• Short problem
Whenever a line contains the string "JSON", copy it out of the entries.

[Dataset entries on figures]
+===+
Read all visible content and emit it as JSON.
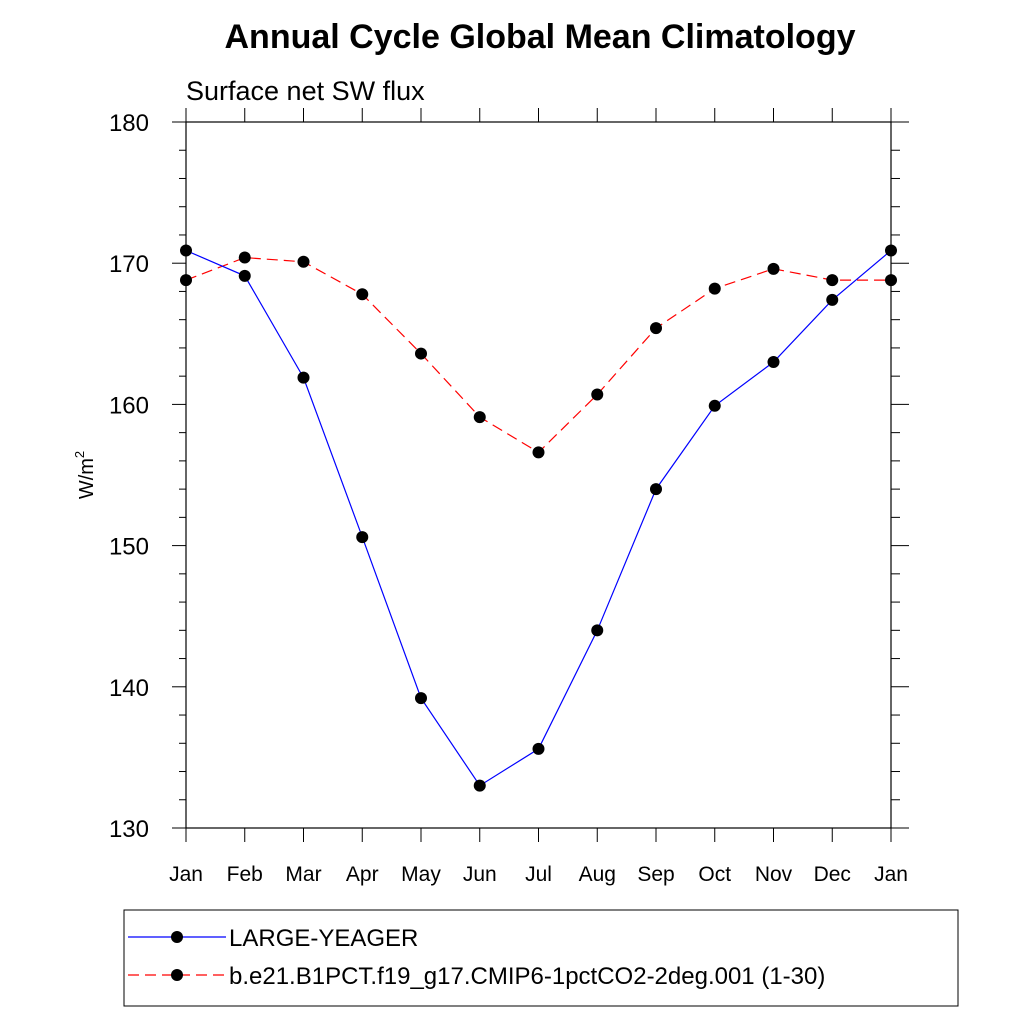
{
  "chart_data": {
    "type": "line",
    "title": "Annual Cycle Global Mean Climatology",
    "subtitle": "Surface net SW flux",
    "ylabel": "W/m",
    "ylabel_superscript": "2",
    "ylim": [
      130,
      180
    ],
    "yticks": [
      130,
      140,
      150,
      160,
      170,
      180
    ],
    "categories": [
      "Jan",
      "Feb",
      "Mar",
      "Apr",
      "May",
      "Jun",
      "Jul",
      "Aug",
      "Sep",
      "Oct",
      "Nov",
      "Dec",
      "Jan"
    ],
    "grid": false,
    "legend_position": "bottom",
    "series": [
      {
        "name": "LARGE-YEAGER",
        "color": "#0000ff",
        "dash": "solid",
        "values": [
          170.9,
          169.1,
          161.9,
          150.6,
          139.2,
          133.0,
          135.6,
          144.0,
          154.0,
          159.9,
          163.0,
          167.4,
          170.9
        ]
      },
      {
        "name": "b.e21.B1PCT.f19_g17.CMIP6-1pctCO2-2deg.001 (1-30)",
        "color": "#ff0000",
        "dash": "dashed",
        "values": [
          168.8,
          170.4,
          170.1,
          167.8,
          163.6,
          159.1,
          156.6,
          160.7,
          165.4,
          168.2,
          169.6,
          168.8,
          168.8
        ]
      }
    ]
  }
}
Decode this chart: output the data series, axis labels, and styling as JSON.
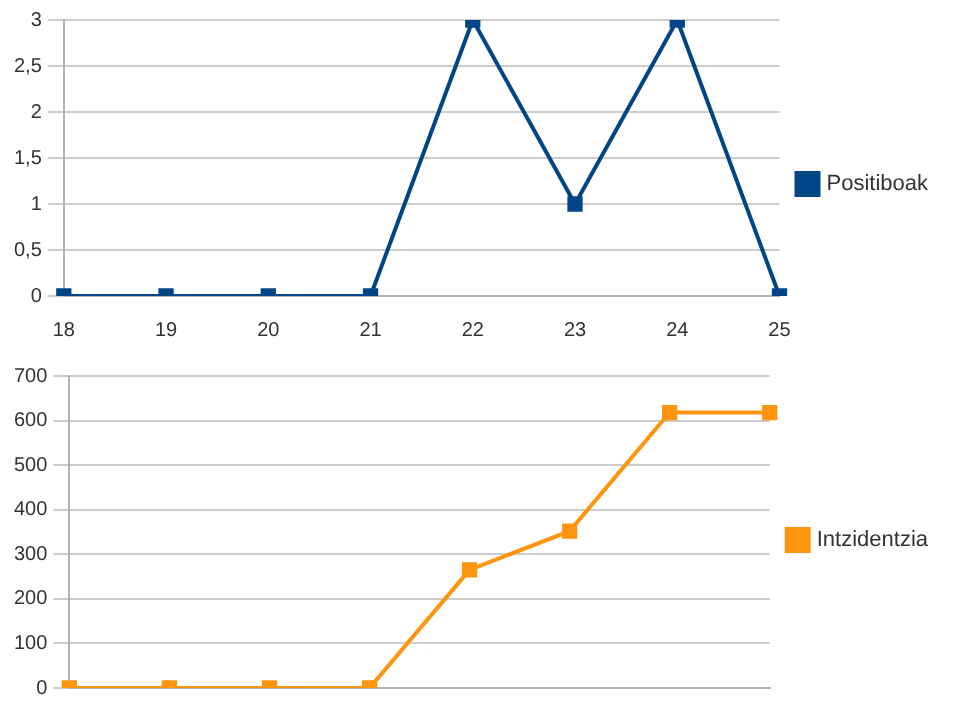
+===+
• Solution to this task
Read all visible content and emit it as JSON.
Decode this chart: output the data series, axis labels, and styling as JSON.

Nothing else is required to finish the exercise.